**Items**

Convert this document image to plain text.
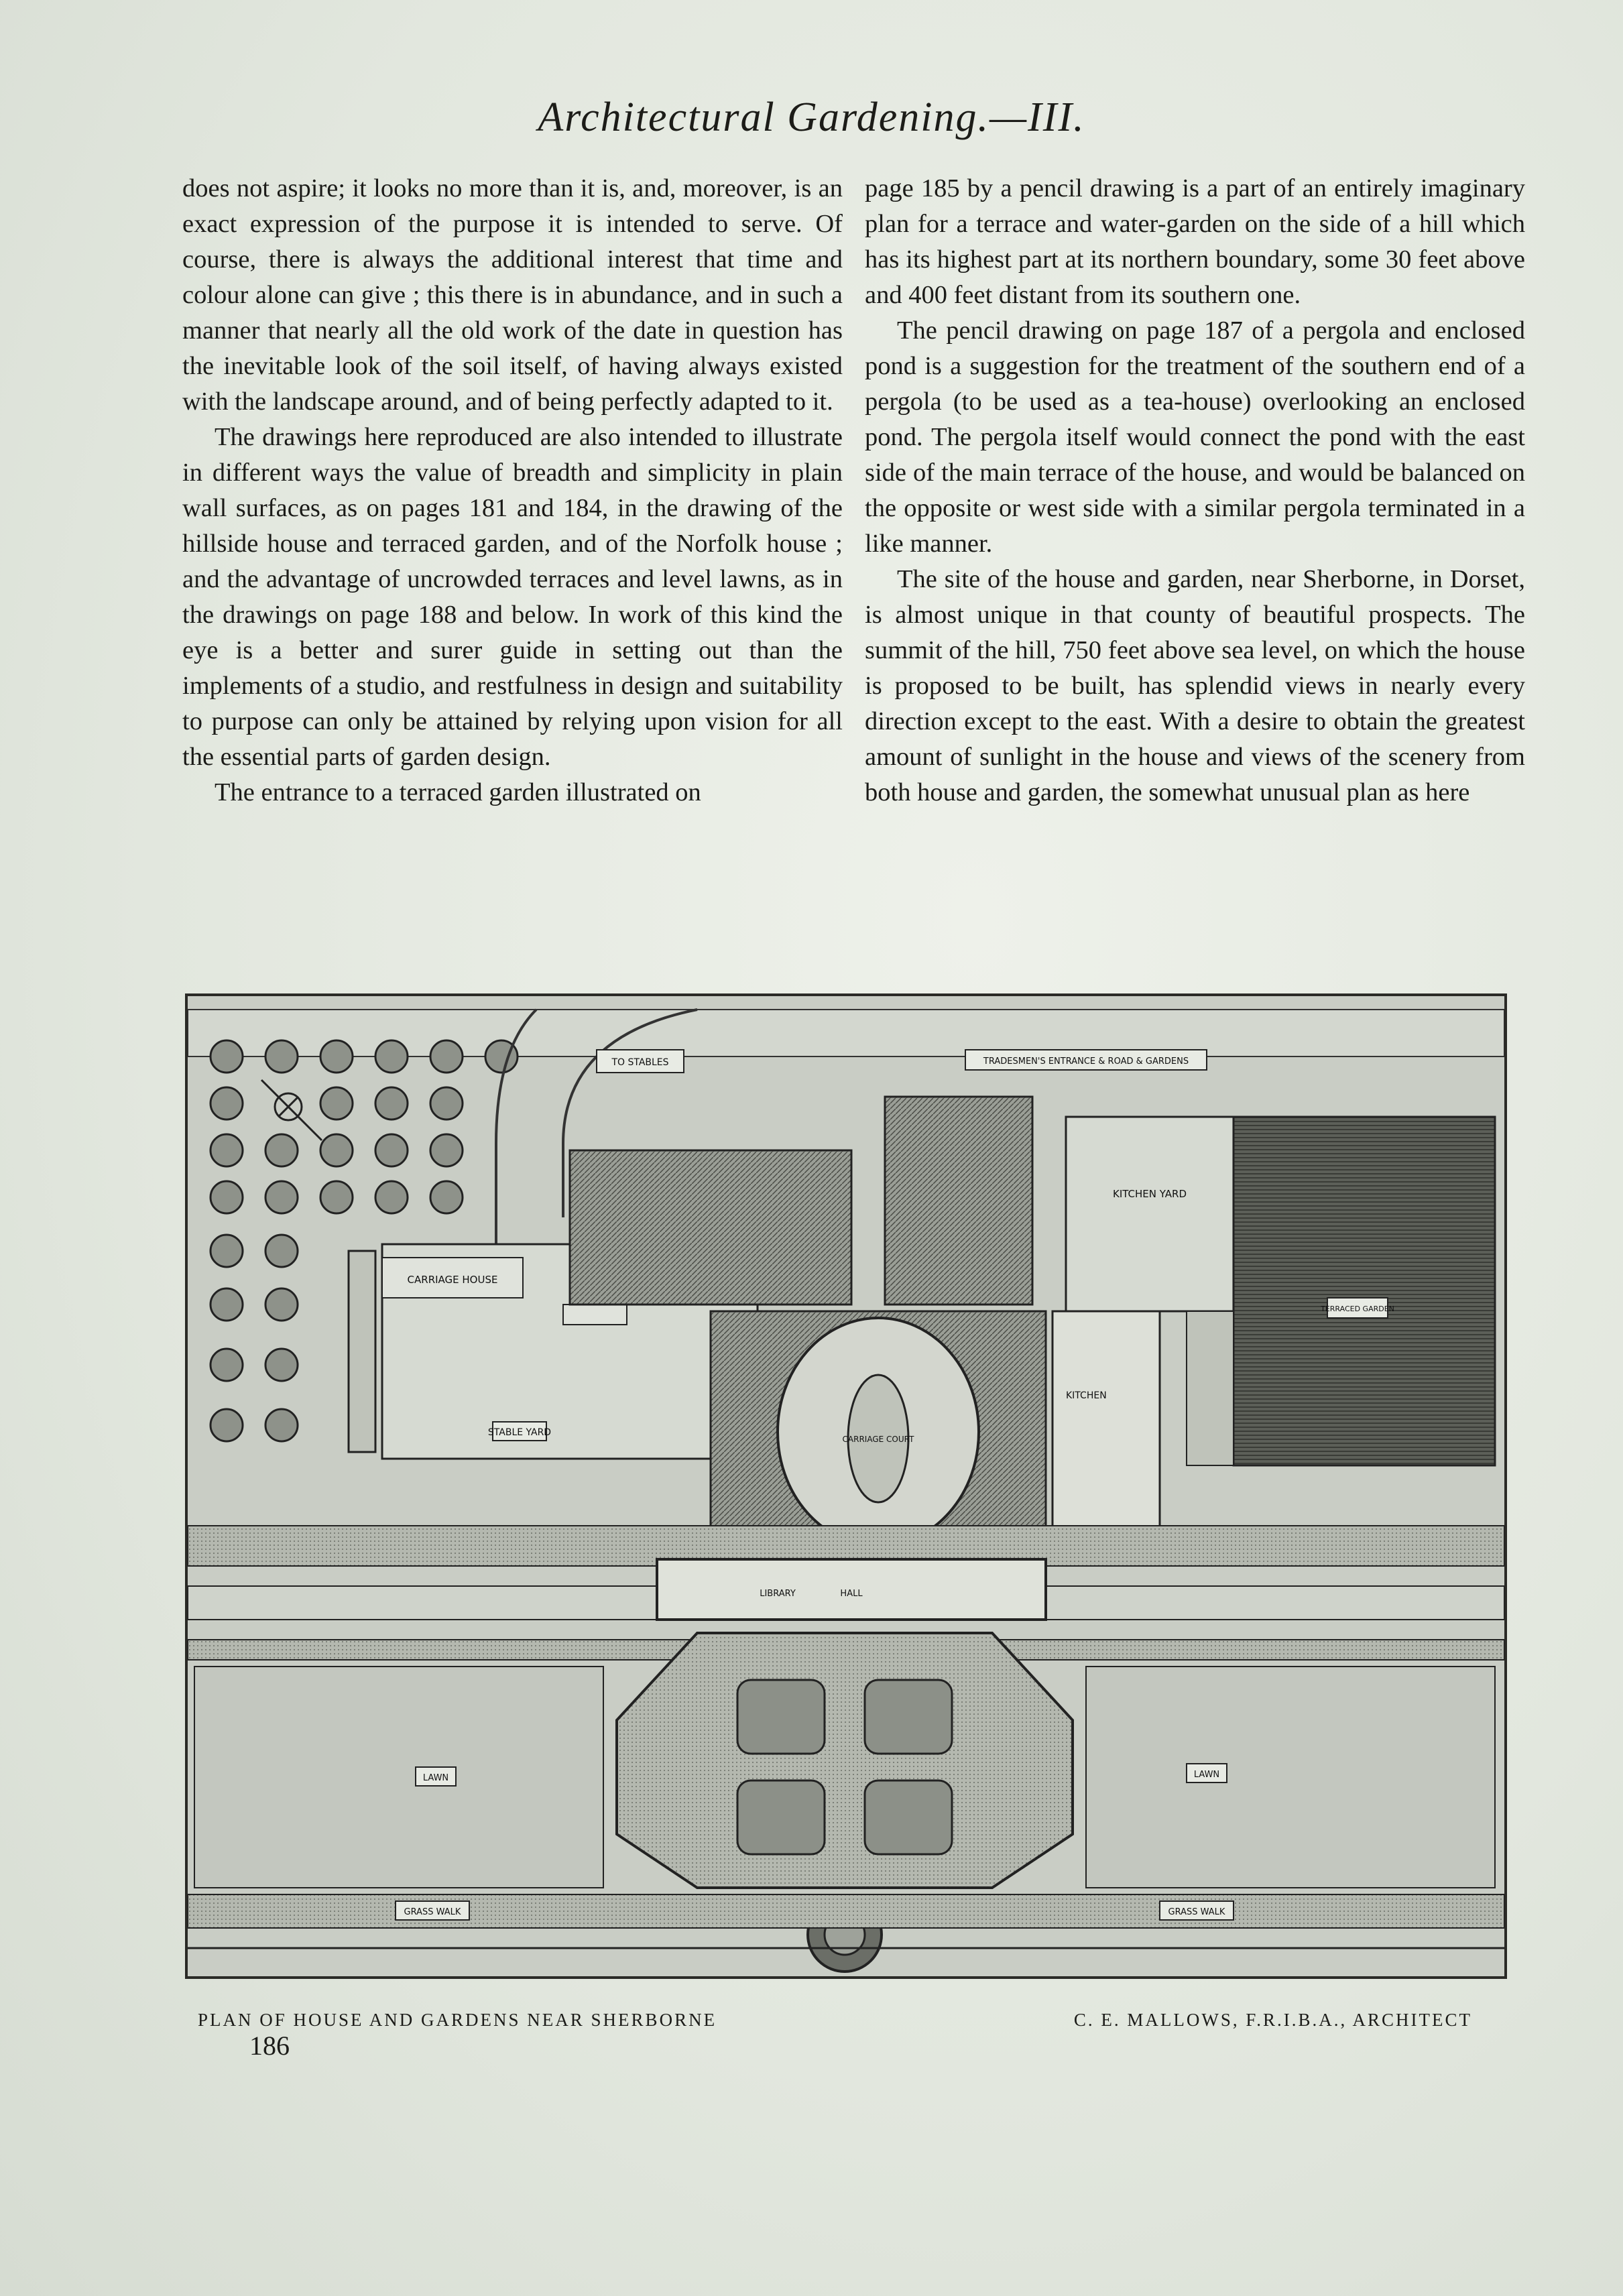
Architectural Gardening.—III.

does not aspire; it looks no more than it is, and, moreover, is an exact expression of the purpose it is intended to serve. Of course, there is always the additional interest that time and colour alone can give ; this there is in abundance, and in such a manner that nearly all the old work of the date in question has the inevitable look of the soil itself, of having always existed with the landscape around, and of being perfectly adapted to it.

The drawings here reproduced are also intended to illustrate in different ways the value of breadth and simplicity in plain wall surfaces, as on pages 181 and 184, in the drawing of the hillside house and terraced garden, and of the Norfolk house ; and the advantage of uncrowded terraces and level lawns, as in the drawings on page 188 and below. In work of this kind the eye is a better and surer guide in setting out than the implements of a studio, and restfulness in design and suitability to purpose can only be attained by relying upon vision for all the essential parts of garden design.

The entrance to a terraced garden illustrated on

page 185 by a pencil drawing is a part of an entirely imaginary plan for a terrace and water-garden on the side of a hill which has its highest part at its northern boundary, some 30 feet above and 400 feet distant from its southern one.

The pencil drawing on page 187 of a pergola and enclosed pond is a suggestion for the treatment of the southern end of a pergola (to be used as a tea-house) overlooking an enclosed pond. The pergola itself would connect the pond with the east side of the main terrace of the house, and would be balanced on the opposite or west side with a similar pergola terminated in a like manner.

The site of the house and garden, near Sherborne, in Dorset, is almost unique in that county of beautiful prospects. The summit of the hill, 750 feet above sea level, on which the house is proposed to be built, has splendid views in nearly every direction except to the east. With a desire to obtain the greatest amount of sunlight in the house and views of the scenery from both house and garden, the somewhat unusual plan as here

CARRIAGE HOUSE
STABLE YARD
TO STABLES	TRADESMEN'S ENTRANCE & ROAD & GARDENS
KITCHEN YARD
CARRIAGE COURT
KITCHEN
TERRACED GARDEN
LIBRARY	HALL
LAWN	LAWN
GRASS WALK	GRASS WALK
PLAN OF HOUSE AND GARDENS NEAR SHERBORNE	C. E. MALLOWS, F.R.I.B.A., ARCHITECT
186
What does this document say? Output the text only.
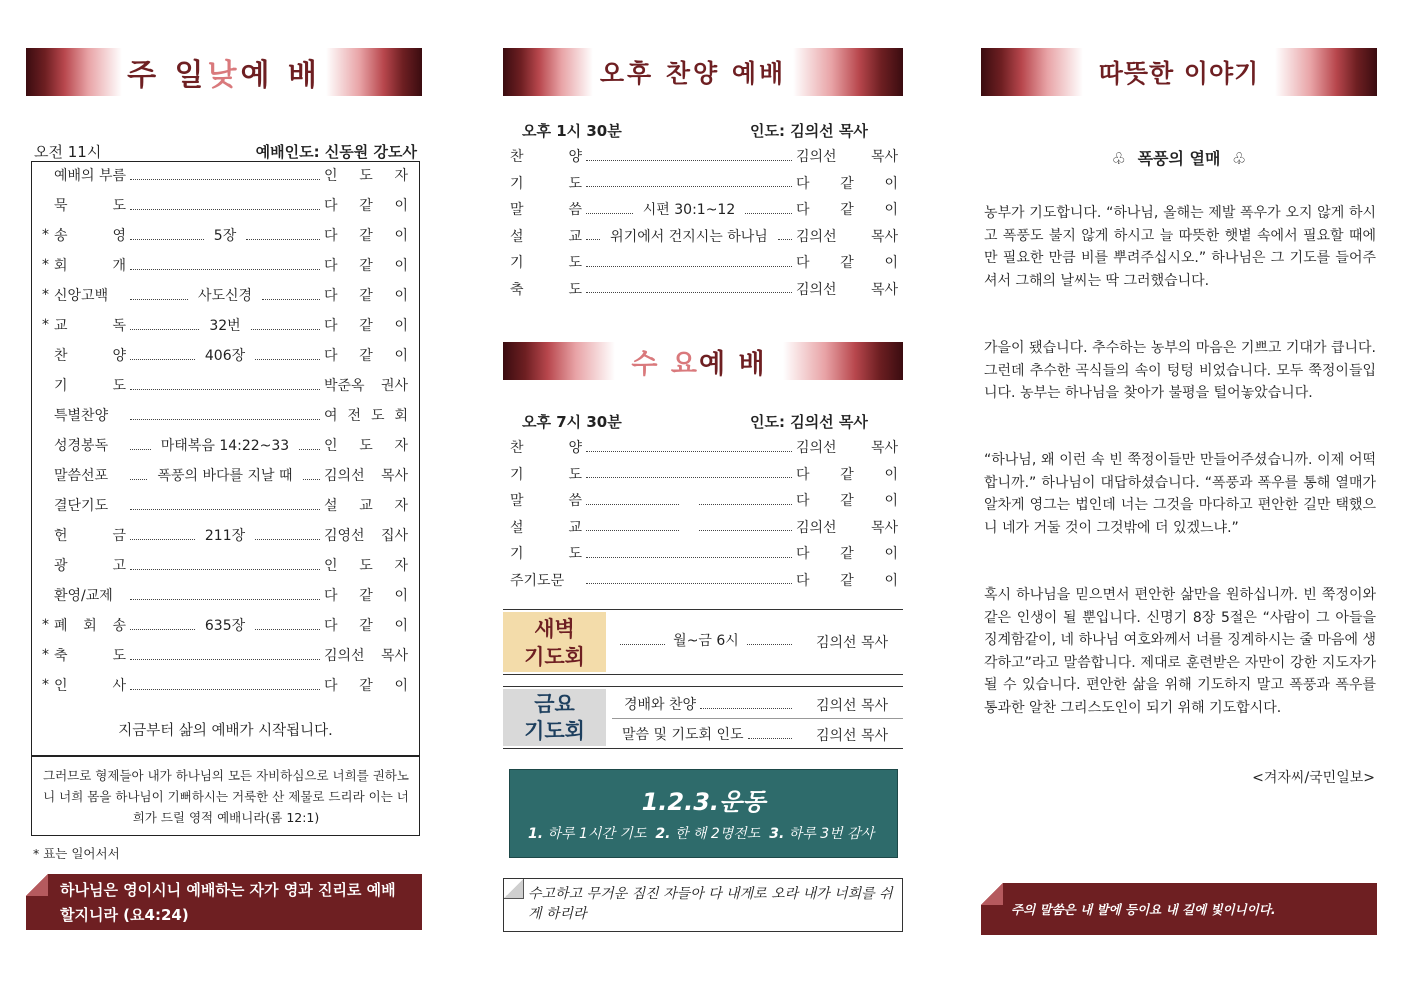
주 일 낮 예 배
오전 11시	예배인도: 신동원 강도사
예배의 부름	인 도 자
묵 도	다 같 이
* 송 영	5장	다 같 이
* 회 개	다 같 이
* 신앙고백	사도신경	다 같 이
* 교 독	32번	다 같 이
찬 양	406장	다 같 이
기 도	박준옥 권사
특별찬양	여 전 도 회
성경봉독	마태복음 14:22~33	인 도 자
말씀선포	폭풍의 바다를 지날 때	김의선 목사
결단기도	설 교 자
헌 금	211장	김영선 집사
광 고	인 도 자
환영/교제	다 같 이
* 폐 회 송	635장	다 같 이
* 축 도	김의선 목사
* 인 사	다 같 이
지금부터 삶의 예배가 시작됩니다.
그러므로 형제들아 내가 하나님의 모든 자비하심으로 너희를 권하노니 너희 몸을 하나님이 기뻐하시는 거룩한 산 제물로 드리라 이는 너희가 드릴 영적 예배니라(롬 12:1)
* 표는 일어서서
하나님은 영이시니 예배하는 자가 영과 진리로 예배할지니라 (요4:24)
오후 찬양 예배
오후 1시 30분	인도: 김의선 목사
찬 양	김의선 목사
기 도	다 같 이
말 씀	시편 30:1~12	다 같 이
설 교	위기에서 건지시는 하나님	김의선 목사
기 도	다 같 이
축 도	김의선 목사
수 요 예 배
오후 7시 30분	인도: 김의선 목사
찬 양	김의선 목사
기 도	다 같 이
말 씀	다 같 이
설 교	김의선 목사
기 도	다 같 이
주기도문	다 같 이
새벽
기도회
월~금 6시	김의선 목사
금요
기도회
경배와 찬양	김의선 목사
말씀 및 기도회 인도	김의선 목사
1.2.3.운동
1. 하루 1시간 기도 2. 한 해 2명전도 3. 하루 3번 감사
수고하고 무거운 짐진 자들아 다 내게로 오라 내가 너희를 쉬게 하리라
따뜻한 이야기
♧ 폭풍의 열매 ♧
농부가 기도합니다. “하나님, 올해는 제발 폭우가 오지 않게 하시고 폭풍도 불지 않게 하시고 늘 따뜻한 햇볕 속에서 필요할 때에만 필요한 만큼 비를 뿌려주십시오.” 하나님은 그 기도를 들어주셔서 그해의 날씨는 딱 그러했습니다.
가을이 됐습니다. 추수하는 농부의 마음은 기쁘고 기대가 큽니다. 그런데 추수한 곡식들의 속이 텅텅 비었습니다. 모두 쭉정이들입니다. 농부는 하나님을 찾아가 불평을 털어놓았습니다.
“하나님, 왜 이런 속 빈 쭉정이들만 만들어주셨습니까. 이제 어떡합니까.” 하나님이 대답하셨습니다. “폭풍과 폭우를 통해 열매가 알차게 영그는 법인데 너는 그것을 마다하고 편안한 길만 택했으니 네가 거둘 것이 그것밖에 더 있겠느냐.”
혹시 하나님을 믿으면서 편안한 삶만을 원하십니까. 빈 쭉정이와 같은 인생이 될 뿐입니다. 신명기 8장 5절은 “사람이 그 아들을 징계함같이, 네 하나님 여호와께서 너를 징계하시는 줄 마음에 생각하고”라고 말씀합니다. 제대로 훈련받은 자만이 강한 지도자가 될 수 있습니다. 편안한 삶을 위해 기도하지 말고 폭풍과 폭우를 통과한 알찬 그리스도인이 되기 위해 기도합시다.
<겨자씨/국민일보>
주의 말씀은 내 발에 등이요 내 길에 빛이니이다.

**Exercise brief**
Write the lines above out again exactly, without any of their pictures.

**Answer to this task**
Convert this document image to plain text.
Architectural Gardening.—III.

does not aspire; it looks no more than it is, and, moreover, is an exact expression of the purpose it is intended to serve. Of course, there is always the additional interest that time and colour alone can give ; this there is in abundance, and in such a manner that nearly all the old work of the date in question has the inevitable look of the soil itself, of having always existed with the landscape around, and of being perfectly adapted to it.

The drawings here reproduced are also intended to illustrate in different ways the value of breadth and simplicity in plain wall surfaces, as on pages 181 and 184, in the drawing of the hillside house and terraced garden, and of the Norfolk house ; and the advantage of uncrowded terraces and level lawns, as in the drawings on page 188 and below. In work of this kind the eye is a better and surer guide in setting out than the implements of a studio, and restfulness in design and suitability to purpose can only be attained by relying upon vision for all the essential parts of garden design.

The entrance to a terraced garden illustrated on

page 185 by a pencil drawing is a part of an entirely imaginary plan for a terrace and water-garden on the side of a hill which has its highest part at its northern boundary, some 30 feet above and 400 feet distant from its southern one.

The pencil drawing on page 187 of a pergola and enclosed pond is a suggestion for the treatment of the southern end of a pergola (to be used as a tea-house) overlooking an enclosed pond. The pergola itself would connect the pond with the east side of the main terrace of the house, and would be balanced on the opposite or west side with a similar pergola terminated in a like manner.

The site of the house and garden, near Sherborne, in Dorset, is almost unique in that county of beautiful prospects. The summit of the hill, 750 feet above sea level, on which the house is proposed to be built, has splendid views in nearly every direction except to the east. With a desire to obtain the greatest amount of sunlight in the house and views of the scenery from both house and garden, the somewhat unusual plan as here

CARRIAGE HOUSE
STABLE YARD
TO STABLES	TRADESMEN'S ENTRANCE & ROAD & GARDENS
KITCHEN YARD
CARRIAGE COURT
KITCHEN
TERRACED GARDEN
LIBRARY	HALL
LAWN	LAWN
GRASS WALK	GRASS WALK
PLAN OF HOUSE AND GARDENS NEAR SHERBORNE	C. E. MALLOWS, F.R.I.B.A., ARCHITECT
186
What does this document say? Output the text only.
주 일 낮 예 배
오전 11시	예배인도: 신동원 강도사
예배의 부름	인 도 자
묵 도	다 같 이
* 송 영	5장	다 같 이
* 회 개	다 같 이
* 신앙고백	사도신경	다 같 이
* 교 독	32번	다 같 이
찬 양	406장	다 같 이
기 도	박준옥 권사
특별찬양	여 전 도 회
성경봉독	마태복음 14:22~33	인 도 자
말씀선포	폭풍의 바다를 지날 때	김의선 목사
결단기도	설 교 자
헌 금	211장	김영선 집사
광 고	인 도 자
환영/교제	다 같 이
* 폐 회 송	635장	다 같 이
* 축 도	김의선 목사
* 인 사	다 같 이
지금부터 삶의 예배가 시작됩니다.
그러므로 형제들아 내가 하나님의 모든 자비하심으로 너희를 권하노니 너희 몸을 하나님이 기뻐하시는 거룩한 산 제물로 드리라 이는 너희가 드릴 영적 예배니라(롬 12:1)
* 표는 일어서서
하나님은 영이시니 예배하는 자가 영과 진리로 예배할지니라 (요4:24)
오후 찬양 예배
오후 1시 30분	인도: 김의선 목사
찬 양	김의선 목사
기 도	다 같 이
말 씀	시편 30:1~12	다 같 이
설 교	위기에서 건지시는 하나님	김의선 목사
기 도	다 같 이
축 도	김의선 목사
수 요 예 배
오후 7시 30분	인도: 김의선 목사
찬 양	김의선 목사
기 도	다 같 이
말 씀	다 같 이
설 교	김의선 목사
기 도	다 같 이
주기도문	다 같 이
새벽
기도회
월~금 6시	김의선 목사
금요
기도회
경배와 찬양	김의선 목사
말씀 및 기도회 인도	김의선 목사
1.2.3.운동
1. 하루 1시간 기도 2. 한 해 2명전도 3. 하루 3번 감사
수고하고 무거운 짐진 자들아 다 내게로 오라 내가 너희를 쉬게 하리라
따뜻한 이야기
♧ 폭풍의 열매 ♧
농부가 기도합니다. “하나님, 올해는 제발 폭우가 오지 않게 하시고 폭풍도 불지 않게 하시고 늘 따뜻한 햇볕 속에서 필요할 때에만 필요한 만큼 비를 뿌려주십시오.” 하나님은 그 기도를 들어주셔서 그해의 날씨는 딱 그러했습니다.
가을이 됐습니다. 추수하는 농부의 마음은 기쁘고 기대가 큽니다. 그런데 추수한 곡식들의 속이 텅텅 비었습니다. 모두 쭉정이들입니다. 농부는 하나님을 찾아가 불평을 털어놓았습니다.
“하나님, 왜 이런 속 빈 쭉정이들만 만들어주셨습니까. 이제 어떡합니까.” 하나님이 대답하셨습니다. “폭풍과 폭우를 통해 열매가 알차게 영그는 법인데 너는 그것을 마다하고 편안한 길만 택했으니 네가 거둘 것이 그것밖에 더 있겠느냐.”
혹시 하나님을 믿으면서 편안한 삶만을 원하십니까. 빈 쭉정이와 같은 인생이 될 뿐입니다. 신명기 8장 5절은 “사람이 그 아들을 징계함같이, 네 하나님 여호와께서 너를 징계하시는 줄 마음에 생각하고”라고 말씀합니다. 제대로 훈련받은 자만이 강한 지도자가 될 수 있습니다. 편안한 삶을 위해 기도하지 말고 폭풍과 폭우를 통과한 알찬 그리스도인이 되기 위해 기도합시다.
<겨자씨/국민일보>
주의 말씀은 내 발에 등이요 내 길에 빛이니이다.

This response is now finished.